*WORK TO COMPLETE*
Return each line of the records holding the string "this".
### STORED DATA ###
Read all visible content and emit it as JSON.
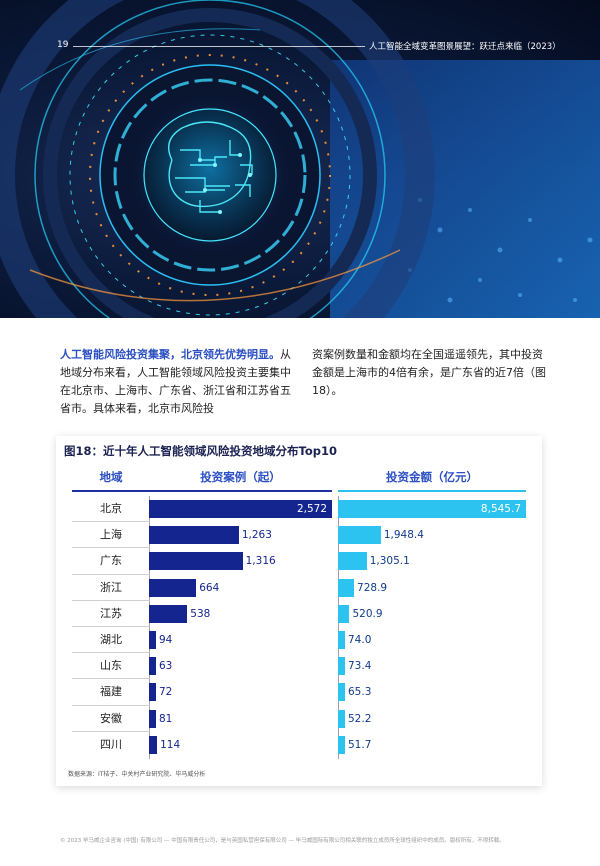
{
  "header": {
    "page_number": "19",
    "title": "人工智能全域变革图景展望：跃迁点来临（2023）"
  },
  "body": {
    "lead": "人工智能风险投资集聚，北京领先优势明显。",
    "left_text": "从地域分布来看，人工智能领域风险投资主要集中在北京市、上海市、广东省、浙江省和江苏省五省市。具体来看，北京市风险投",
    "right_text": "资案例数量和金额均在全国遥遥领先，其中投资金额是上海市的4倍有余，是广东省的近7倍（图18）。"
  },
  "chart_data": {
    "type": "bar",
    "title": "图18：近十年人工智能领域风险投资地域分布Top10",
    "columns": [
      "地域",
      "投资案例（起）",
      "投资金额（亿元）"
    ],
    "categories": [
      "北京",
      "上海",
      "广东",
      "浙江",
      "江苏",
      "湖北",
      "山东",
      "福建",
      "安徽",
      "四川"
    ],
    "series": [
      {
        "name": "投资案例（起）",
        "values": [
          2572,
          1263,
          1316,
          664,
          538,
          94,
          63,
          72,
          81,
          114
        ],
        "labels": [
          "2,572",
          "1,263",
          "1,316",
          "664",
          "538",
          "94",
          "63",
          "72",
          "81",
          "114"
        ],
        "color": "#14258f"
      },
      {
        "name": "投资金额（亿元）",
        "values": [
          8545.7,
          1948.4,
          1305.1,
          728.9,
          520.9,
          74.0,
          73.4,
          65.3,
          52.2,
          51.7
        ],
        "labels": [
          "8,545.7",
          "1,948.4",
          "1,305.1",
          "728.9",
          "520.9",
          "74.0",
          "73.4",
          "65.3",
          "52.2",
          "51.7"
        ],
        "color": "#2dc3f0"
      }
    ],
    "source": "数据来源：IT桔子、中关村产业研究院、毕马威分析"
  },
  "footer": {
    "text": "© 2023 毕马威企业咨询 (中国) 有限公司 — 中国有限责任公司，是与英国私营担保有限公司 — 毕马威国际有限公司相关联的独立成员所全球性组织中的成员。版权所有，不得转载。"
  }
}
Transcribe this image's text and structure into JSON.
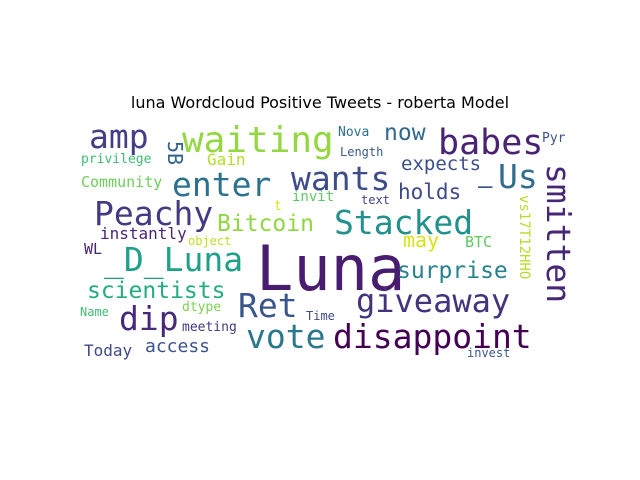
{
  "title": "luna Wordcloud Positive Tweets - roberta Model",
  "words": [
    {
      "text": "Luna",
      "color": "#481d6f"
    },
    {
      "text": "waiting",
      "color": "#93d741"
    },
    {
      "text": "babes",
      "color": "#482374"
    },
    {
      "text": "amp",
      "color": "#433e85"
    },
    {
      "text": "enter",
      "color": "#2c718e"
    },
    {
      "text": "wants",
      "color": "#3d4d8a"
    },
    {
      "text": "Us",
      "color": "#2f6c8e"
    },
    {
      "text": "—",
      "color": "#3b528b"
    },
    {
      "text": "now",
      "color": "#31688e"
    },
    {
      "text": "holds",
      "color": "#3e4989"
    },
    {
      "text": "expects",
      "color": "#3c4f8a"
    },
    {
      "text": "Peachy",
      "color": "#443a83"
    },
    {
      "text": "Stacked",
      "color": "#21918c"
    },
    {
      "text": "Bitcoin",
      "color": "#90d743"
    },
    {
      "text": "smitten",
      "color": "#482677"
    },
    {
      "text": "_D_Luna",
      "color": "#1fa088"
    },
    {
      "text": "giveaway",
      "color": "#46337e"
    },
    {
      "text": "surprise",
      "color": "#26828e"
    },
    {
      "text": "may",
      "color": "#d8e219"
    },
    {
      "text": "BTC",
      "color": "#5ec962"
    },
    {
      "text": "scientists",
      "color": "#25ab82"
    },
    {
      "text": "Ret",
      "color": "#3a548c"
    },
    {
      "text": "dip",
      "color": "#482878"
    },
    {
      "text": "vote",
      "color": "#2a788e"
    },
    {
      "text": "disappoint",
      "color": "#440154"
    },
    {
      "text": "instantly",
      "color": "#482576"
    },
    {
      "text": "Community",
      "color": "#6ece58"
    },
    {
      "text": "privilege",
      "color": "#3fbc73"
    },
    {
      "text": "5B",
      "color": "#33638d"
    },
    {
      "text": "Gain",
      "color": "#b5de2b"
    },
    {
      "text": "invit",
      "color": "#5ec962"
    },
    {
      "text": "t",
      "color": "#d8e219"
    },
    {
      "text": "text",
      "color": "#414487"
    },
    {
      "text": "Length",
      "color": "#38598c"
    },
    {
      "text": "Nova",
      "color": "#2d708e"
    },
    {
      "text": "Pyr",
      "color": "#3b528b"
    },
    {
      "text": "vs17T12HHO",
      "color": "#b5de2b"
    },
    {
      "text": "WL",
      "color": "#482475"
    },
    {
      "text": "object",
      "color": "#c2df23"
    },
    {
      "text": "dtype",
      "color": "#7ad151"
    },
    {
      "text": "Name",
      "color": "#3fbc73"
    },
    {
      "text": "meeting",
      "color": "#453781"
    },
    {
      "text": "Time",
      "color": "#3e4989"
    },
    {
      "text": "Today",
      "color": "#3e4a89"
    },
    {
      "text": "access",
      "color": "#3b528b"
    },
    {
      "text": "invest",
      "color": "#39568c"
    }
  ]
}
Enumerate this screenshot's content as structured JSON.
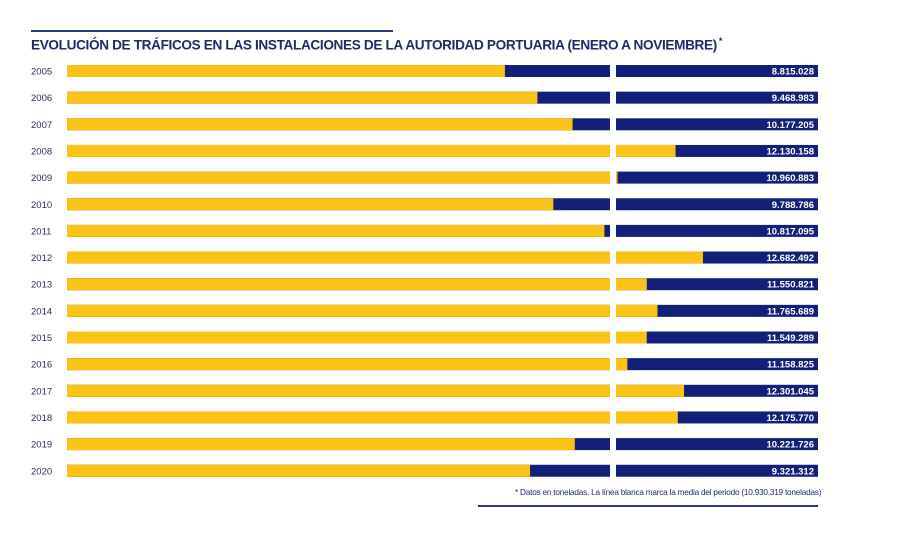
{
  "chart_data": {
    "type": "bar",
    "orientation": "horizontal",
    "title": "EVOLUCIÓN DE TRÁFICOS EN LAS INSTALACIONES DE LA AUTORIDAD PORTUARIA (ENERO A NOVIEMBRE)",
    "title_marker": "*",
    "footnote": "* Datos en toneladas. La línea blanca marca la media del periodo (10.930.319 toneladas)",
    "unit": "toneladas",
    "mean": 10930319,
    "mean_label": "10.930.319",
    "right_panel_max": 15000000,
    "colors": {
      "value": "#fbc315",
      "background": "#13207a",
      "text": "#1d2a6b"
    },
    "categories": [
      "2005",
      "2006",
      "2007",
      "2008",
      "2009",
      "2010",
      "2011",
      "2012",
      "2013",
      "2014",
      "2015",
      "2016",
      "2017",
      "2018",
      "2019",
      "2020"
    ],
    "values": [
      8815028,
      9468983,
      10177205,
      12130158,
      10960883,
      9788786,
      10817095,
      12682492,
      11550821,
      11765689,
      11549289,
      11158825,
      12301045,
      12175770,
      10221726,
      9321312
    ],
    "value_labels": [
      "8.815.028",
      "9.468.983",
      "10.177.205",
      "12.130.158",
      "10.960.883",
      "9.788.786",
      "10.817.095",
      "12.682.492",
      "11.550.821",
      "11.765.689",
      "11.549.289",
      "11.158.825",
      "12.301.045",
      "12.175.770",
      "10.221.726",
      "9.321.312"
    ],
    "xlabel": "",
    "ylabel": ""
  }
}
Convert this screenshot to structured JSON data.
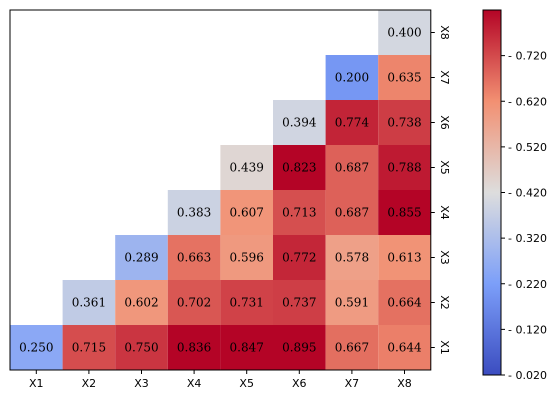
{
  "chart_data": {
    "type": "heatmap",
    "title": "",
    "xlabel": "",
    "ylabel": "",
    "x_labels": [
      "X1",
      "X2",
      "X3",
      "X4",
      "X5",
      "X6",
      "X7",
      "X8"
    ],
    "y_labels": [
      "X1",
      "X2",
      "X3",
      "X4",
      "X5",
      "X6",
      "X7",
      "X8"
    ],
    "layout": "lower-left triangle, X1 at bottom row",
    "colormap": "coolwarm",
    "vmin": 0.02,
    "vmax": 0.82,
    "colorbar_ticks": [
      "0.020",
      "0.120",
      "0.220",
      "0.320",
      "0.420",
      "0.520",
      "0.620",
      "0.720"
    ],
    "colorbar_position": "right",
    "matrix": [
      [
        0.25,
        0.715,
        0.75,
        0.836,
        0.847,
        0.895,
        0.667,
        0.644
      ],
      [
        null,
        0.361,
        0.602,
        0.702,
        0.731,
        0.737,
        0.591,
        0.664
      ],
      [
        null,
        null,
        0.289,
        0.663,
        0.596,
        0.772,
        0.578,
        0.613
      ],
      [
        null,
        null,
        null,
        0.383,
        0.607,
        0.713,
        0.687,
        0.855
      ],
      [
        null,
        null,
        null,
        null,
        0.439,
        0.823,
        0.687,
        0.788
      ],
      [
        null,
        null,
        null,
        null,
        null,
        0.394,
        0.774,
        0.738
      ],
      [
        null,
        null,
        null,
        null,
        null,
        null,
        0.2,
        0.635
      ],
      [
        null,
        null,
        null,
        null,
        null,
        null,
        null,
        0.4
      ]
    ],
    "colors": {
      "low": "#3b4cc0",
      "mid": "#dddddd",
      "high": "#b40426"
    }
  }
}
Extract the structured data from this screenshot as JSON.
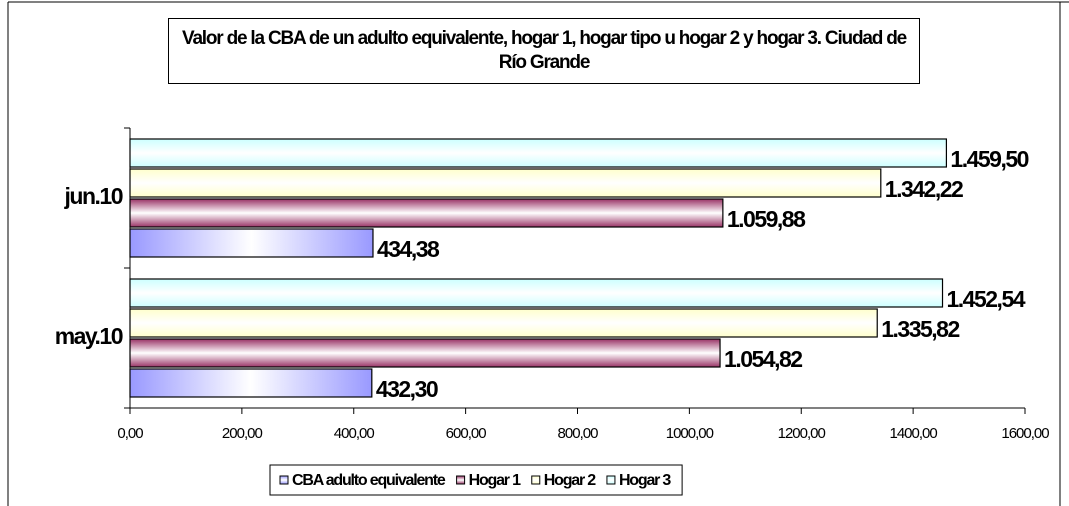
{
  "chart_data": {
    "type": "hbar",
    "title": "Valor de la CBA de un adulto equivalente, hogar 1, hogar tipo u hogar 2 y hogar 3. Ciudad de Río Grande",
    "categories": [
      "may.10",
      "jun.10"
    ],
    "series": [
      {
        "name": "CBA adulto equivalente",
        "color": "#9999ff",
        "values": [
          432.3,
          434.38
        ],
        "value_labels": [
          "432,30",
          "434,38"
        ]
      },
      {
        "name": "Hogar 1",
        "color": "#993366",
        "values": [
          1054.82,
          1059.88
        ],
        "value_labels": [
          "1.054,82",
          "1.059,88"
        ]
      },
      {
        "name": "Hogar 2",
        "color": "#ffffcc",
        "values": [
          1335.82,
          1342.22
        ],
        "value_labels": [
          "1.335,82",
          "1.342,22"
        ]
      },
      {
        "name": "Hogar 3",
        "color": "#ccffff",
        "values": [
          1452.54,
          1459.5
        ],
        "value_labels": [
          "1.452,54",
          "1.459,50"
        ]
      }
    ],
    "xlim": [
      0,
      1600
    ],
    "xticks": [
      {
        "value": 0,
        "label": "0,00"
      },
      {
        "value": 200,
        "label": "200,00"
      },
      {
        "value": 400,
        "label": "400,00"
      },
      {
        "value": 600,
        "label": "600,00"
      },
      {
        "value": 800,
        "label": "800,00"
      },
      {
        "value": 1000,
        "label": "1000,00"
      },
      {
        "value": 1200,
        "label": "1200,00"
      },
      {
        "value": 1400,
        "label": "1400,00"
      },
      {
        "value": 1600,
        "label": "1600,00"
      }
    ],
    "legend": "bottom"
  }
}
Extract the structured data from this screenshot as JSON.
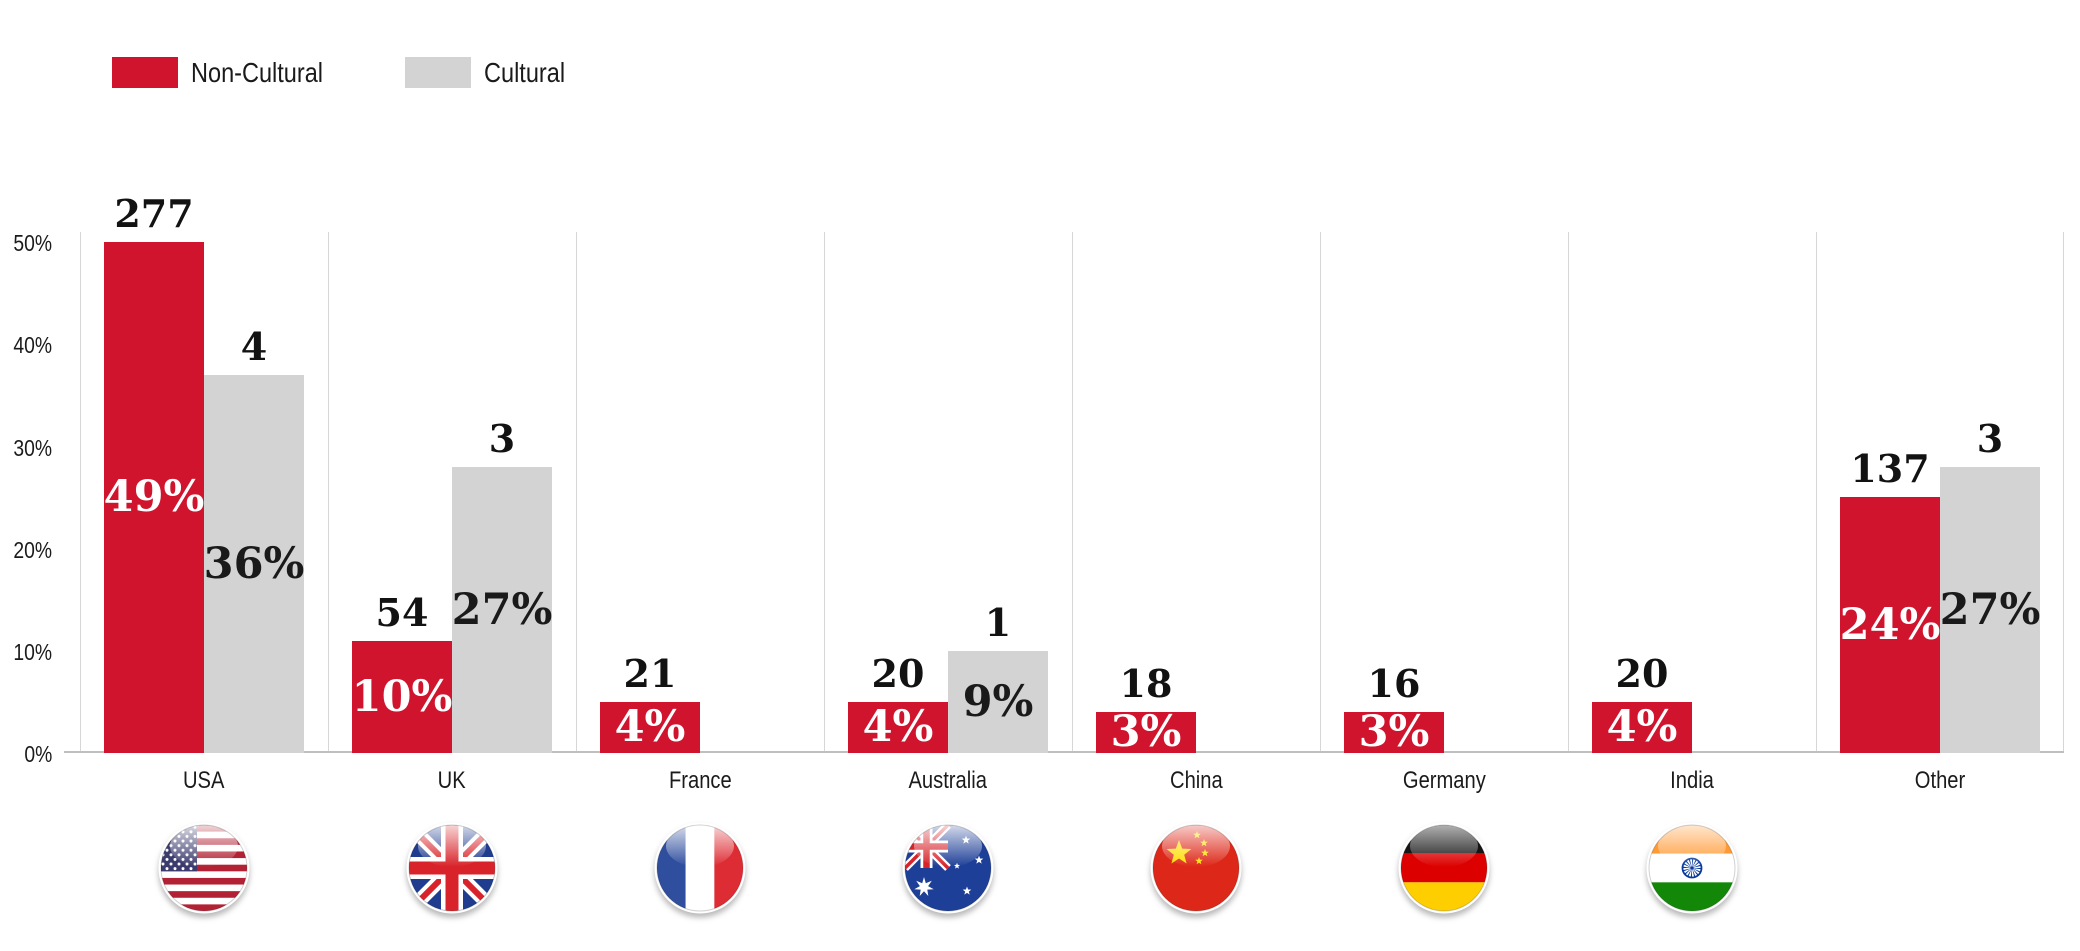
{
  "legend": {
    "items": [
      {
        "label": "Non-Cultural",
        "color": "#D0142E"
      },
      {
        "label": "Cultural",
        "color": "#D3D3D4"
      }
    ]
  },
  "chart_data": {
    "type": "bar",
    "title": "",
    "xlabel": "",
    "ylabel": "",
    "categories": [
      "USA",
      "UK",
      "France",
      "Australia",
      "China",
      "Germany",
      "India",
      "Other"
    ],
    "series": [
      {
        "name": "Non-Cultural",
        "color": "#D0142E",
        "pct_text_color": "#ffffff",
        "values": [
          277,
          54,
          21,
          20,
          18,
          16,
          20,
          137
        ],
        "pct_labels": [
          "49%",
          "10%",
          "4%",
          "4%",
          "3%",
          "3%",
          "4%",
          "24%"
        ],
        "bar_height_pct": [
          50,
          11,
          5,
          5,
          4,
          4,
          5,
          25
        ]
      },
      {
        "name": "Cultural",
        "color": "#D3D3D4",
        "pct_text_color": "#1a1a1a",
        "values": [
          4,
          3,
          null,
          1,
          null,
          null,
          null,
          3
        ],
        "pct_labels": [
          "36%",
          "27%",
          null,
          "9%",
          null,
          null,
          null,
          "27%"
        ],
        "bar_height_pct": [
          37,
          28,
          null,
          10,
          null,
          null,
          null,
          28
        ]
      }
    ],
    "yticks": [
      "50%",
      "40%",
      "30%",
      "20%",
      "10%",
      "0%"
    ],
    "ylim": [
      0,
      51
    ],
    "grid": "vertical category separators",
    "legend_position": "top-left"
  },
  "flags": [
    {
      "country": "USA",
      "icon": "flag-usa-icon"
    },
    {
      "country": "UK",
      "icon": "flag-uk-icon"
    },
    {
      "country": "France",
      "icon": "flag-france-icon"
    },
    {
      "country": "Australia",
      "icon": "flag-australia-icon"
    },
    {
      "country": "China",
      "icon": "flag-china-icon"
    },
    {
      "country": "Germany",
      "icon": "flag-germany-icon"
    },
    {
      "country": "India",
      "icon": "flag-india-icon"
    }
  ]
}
###
*ANSWER TO THE EXERCISE*
Transcribe this image's text and structure into JSON.
Enumerate this screenshot's content as structured JSON.
Convert this screenshot to structured JSON data.
Extract the structured data from this screenshot as JSON.
Extract the structured data from this screenshot as JSON.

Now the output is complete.